What you are asked to do:
Repeat the listing exactly as given, omitting every image.

Start of Data extract

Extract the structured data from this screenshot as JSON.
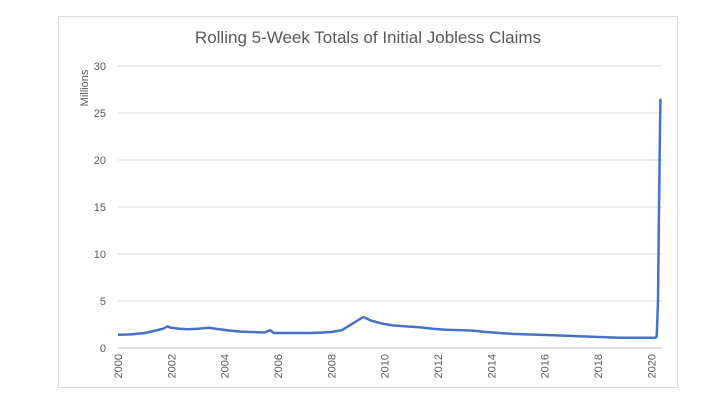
{
  "chart_data": {
    "type": "line",
    "title": "Rolling 5-Week Totals of Initial Jobless Claims",
    "ylabel": "Millions",
    "xlabel": "",
    "ylim": [
      0,
      30
    ],
    "yticks": [
      "0",
      "5",
      "10",
      "15",
      "20",
      "25",
      "30"
    ],
    "xticks": [
      "2000",
      "2002",
      "2004",
      "2006",
      "2008",
      "2010",
      "2012",
      "2014",
      "2016",
      "2018",
      "2020"
    ],
    "xlim": [
      2000,
      2020.4
    ],
    "grid": "horizontal",
    "legend": "none",
    "series": [
      {
        "color": "#4472c4",
        "points": [
          [
            2000.0,
            1.4
          ],
          [
            2000.5,
            1.45
          ],
          [
            2001.0,
            1.6
          ],
          [
            2001.4,
            1.85
          ],
          [
            2001.7,
            2.05
          ],
          [
            2001.85,
            2.3
          ],
          [
            2002.0,
            2.15
          ],
          [
            2002.3,
            2.05
          ],
          [
            2002.6,
            2.0
          ],
          [
            2003.0,
            2.05
          ],
          [
            2003.4,
            2.15
          ],
          [
            2003.8,
            2.0
          ],
          [
            2004.2,
            1.85
          ],
          [
            2004.6,
            1.75
          ],
          [
            2005.0,
            1.7
          ],
          [
            2005.5,
            1.65
          ],
          [
            2005.7,
            1.9
          ],
          [
            2005.85,
            1.6
          ],
          [
            2006.2,
            1.6
          ],
          [
            2006.7,
            1.6
          ],
          [
            2007.2,
            1.6
          ],
          [
            2007.7,
            1.65
          ],
          [
            2008.0,
            1.7
          ],
          [
            2008.4,
            1.9
          ],
          [
            2008.8,
            2.6
          ],
          [
            2009.2,
            3.3
          ],
          [
            2009.5,
            2.9
          ],
          [
            2009.9,
            2.6
          ],
          [
            2010.3,
            2.4
          ],
          [
            2010.8,
            2.3
          ],
          [
            2011.3,
            2.2
          ],
          [
            2011.8,
            2.05
          ],
          [
            2012.3,
            1.95
          ],
          [
            2012.8,
            1.9
          ],
          [
            2013.3,
            1.85
          ],
          [
            2013.8,
            1.7
          ],
          [
            2014.3,
            1.6
          ],
          [
            2014.8,
            1.5
          ],
          [
            2015.3,
            1.45
          ],
          [
            2015.8,
            1.4
          ],
          [
            2016.3,
            1.35
          ],
          [
            2016.8,
            1.3
          ],
          [
            2017.3,
            1.25
          ],
          [
            2017.8,
            1.2
          ],
          [
            2018.3,
            1.15
          ],
          [
            2018.8,
            1.1
          ],
          [
            2019.3,
            1.1
          ],
          [
            2019.8,
            1.1
          ],
          [
            2020.15,
            1.1
          ],
          [
            2020.2,
            1.2
          ],
          [
            2020.25,
            5.0
          ],
          [
            2020.28,
            13.0
          ],
          [
            2020.31,
            20.0
          ],
          [
            2020.34,
            26.5
          ]
        ]
      }
    ]
  }
}
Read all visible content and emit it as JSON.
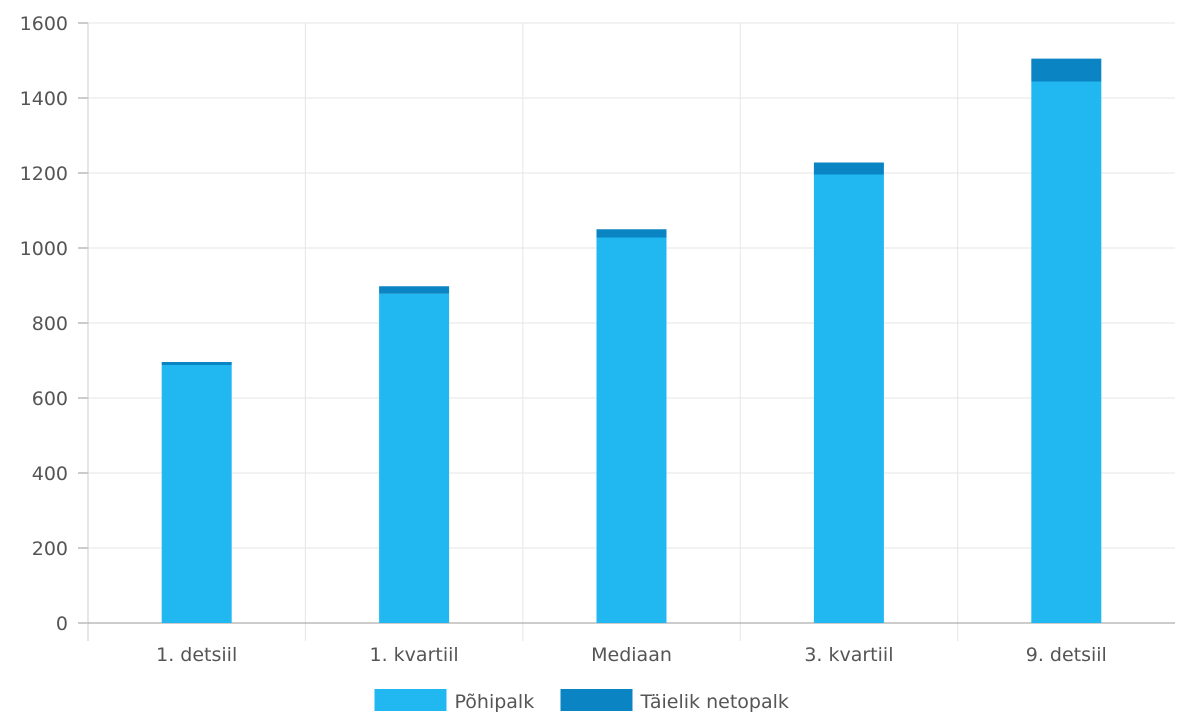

End of Data extract

Result:
Extract the structured data from this screenshot as JSON.
{
  "chart_data": {
    "type": "line",
    "title": "Rolling 5-Week Totals of Initial Jobless Claims",
    "ylabel": "Millions",
    "xlabel": "",
    "ylim": [
      0,
      30
    ],
    "yticks": [
      "0",
      "5",
      "10",
      "15",
      "20",
      "25",
      "30"
    ],
    "xticks": [
      "2000",
      "2002",
      "2004",
      "2006",
      "2008",
      "2010",
      "2012",
      "2014",
      "2016",
      "2018",
      "2020"
    ],
    "xlim": [
      2000,
      2020.4
    ],
    "grid": "horizontal",
    "legend": "none",
    "series": [
      {
        "color": "#4472c4",
        "points": [
          [
            2000.0,
            1.4
          ],
          [
            2000.5,
            1.45
          ],
          [
            2001.0,
            1.6
          ],
          [
            2001.4,
            1.85
          ],
          [
            2001.7,
            2.05
          ],
          [
            2001.85,
            2.3
          ],
          [
            2002.0,
            2.15
          ],
          [
            2002.3,
            2.05
          ],
          [
            2002.6,
            2.0
          ],
          [
            2003.0,
            2.05
          ],
          [
            2003.4,
            2.15
          ],
          [
            2003.8,
            2.0
          ],
          [
            2004.2,
            1.85
          ],
          [
            2004.6,
            1.75
          ],
          [
            2005.0,
            1.7
          ],
          [
            2005.5,
            1.65
          ],
          [
            2005.7,
            1.9
          ],
          [
            2005.85,
            1.6
          ],
          [
            2006.2,
            1.6
          ],
          [
            2006.7,
            1.6
          ],
          [
            2007.2,
            1.6
          ],
          [
            2007.7,
            1.65
          ],
          [
            2008.0,
            1.7
          ],
          [
            2008.4,
            1.9
          ],
          [
            2008.8,
            2.6
          ],
          [
            2009.2,
            3.3
          ],
          [
            2009.5,
            2.9
          ],
          [
            2009.9,
            2.6
          ],
          [
            2010.3,
            2.4
          ],
          [
            2010.8,
            2.3
          ],
          [
            2011.3,
            2.2
          ],
          [
            2011.8,
            2.05
          ],
          [
            2012.3,
            1.95
          ],
          [
            2012.8,
            1.9
          ],
          [
            2013.3,
            1.85
          ],
          [
            2013.8,
            1.7
          ],
          [
            2014.3,
            1.6
          ],
          [
            2014.8,
            1.5
          ],
          [
            2015.3,
            1.45
          ],
          [
            2015.8,
            1.4
          ],
          [
            2016.3,
            1.35
          ],
          [
            2016.8,
            1.3
          ],
          [
            2017.3,
            1.25
          ],
          [
            2017.8,
            1.2
          ],
          [
            2018.3,
            1.15
          ],
          [
            2018.8,
            1.1
          ],
          [
            2019.3,
            1.1
          ],
          [
            2019.8,
            1.1
          ],
          [
            2020.15,
            1.1
          ],
          [
            2020.2,
            1.2
          ],
          [
            2020.25,
            5.0
          ],
          [
            2020.28,
            13.0
          ],
          [
            2020.31,
            20.0
          ],
          [
            2020.34,
            26.5
          ]
        ]
      }
    ]
  }
}
Read all visible content and emit it as JSON.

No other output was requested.